(Exercise prompt) Transcribe the rows from the line containing "Give bounding boxes" through the line containing "edit-on-github-button[interactable]: Edit on", including both of those lines, and copy nothing else.

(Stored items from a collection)

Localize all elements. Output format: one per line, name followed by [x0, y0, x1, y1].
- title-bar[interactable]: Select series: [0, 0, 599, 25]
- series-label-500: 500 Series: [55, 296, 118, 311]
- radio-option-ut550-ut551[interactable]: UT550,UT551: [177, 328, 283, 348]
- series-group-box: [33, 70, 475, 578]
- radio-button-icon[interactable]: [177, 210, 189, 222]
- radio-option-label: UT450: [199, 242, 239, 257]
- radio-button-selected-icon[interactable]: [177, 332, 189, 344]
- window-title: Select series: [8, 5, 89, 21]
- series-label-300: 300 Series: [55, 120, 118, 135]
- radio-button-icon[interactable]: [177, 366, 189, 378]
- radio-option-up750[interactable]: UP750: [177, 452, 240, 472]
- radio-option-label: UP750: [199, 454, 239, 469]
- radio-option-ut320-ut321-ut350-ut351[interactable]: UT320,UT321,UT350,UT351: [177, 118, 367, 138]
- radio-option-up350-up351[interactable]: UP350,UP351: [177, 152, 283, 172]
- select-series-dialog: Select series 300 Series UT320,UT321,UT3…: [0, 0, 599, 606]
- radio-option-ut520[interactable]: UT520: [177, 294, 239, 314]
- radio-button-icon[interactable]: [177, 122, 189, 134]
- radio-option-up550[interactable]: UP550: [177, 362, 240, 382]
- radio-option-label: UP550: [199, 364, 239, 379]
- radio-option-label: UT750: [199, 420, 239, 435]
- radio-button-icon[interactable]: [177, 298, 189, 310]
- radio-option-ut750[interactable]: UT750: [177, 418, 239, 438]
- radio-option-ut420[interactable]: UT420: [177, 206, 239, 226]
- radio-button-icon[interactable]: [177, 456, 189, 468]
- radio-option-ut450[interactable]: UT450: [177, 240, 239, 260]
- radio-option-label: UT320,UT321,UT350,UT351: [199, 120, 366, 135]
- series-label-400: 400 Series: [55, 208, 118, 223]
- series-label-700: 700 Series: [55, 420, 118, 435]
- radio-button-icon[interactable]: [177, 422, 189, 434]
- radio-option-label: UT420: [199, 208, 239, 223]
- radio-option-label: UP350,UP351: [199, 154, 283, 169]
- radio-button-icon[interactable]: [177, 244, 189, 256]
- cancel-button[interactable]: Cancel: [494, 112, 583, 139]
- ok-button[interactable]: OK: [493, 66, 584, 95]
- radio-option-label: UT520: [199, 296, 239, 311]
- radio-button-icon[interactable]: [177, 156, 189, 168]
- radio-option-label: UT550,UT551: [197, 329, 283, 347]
==
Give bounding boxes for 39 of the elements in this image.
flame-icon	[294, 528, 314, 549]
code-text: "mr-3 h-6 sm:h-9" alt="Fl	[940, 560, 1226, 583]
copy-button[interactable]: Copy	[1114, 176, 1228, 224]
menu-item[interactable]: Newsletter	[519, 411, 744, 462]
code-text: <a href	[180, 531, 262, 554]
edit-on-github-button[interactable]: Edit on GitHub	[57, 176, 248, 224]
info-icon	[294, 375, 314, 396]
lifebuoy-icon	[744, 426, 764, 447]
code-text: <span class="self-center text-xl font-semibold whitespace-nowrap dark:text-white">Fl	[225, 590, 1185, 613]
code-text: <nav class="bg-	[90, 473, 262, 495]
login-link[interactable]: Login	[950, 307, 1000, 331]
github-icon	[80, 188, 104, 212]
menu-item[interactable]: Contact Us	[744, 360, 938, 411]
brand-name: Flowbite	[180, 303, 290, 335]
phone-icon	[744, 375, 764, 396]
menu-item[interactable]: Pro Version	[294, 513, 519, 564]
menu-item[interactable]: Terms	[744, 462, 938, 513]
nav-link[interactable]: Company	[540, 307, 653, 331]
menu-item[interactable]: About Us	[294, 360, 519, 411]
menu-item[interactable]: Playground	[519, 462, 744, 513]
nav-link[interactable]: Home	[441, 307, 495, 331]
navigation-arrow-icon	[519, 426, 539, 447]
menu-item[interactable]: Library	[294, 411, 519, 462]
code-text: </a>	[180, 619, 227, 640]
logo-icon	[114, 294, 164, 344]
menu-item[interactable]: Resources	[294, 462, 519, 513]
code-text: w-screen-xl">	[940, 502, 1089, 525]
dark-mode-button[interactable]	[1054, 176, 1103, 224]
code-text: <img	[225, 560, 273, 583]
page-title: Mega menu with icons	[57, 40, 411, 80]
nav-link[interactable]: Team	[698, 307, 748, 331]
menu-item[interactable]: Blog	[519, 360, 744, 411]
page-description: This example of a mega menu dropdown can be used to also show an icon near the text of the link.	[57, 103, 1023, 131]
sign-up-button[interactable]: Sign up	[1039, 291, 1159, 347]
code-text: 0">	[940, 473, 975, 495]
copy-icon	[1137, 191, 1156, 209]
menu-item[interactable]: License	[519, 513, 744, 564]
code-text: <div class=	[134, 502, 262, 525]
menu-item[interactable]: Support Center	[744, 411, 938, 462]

(The output)
Give bounding boxes for 39 of the elements in this image.
flame-icon	[294, 528, 314, 549]
code-text: "mr-3 h-6 sm:h-9" alt="Fl	[940, 560, 1226, 583]
copy-button[interactable]: Copy	[1114, 176, 1228, 224]
menu-item[interactable]: Newsletter	[519, 411, 744, 462]
code-text: <a href	[180, 531, 262, 554]
edit-on-github-button[interactable]: Edit on GitHub	[57, 176, 248, 224]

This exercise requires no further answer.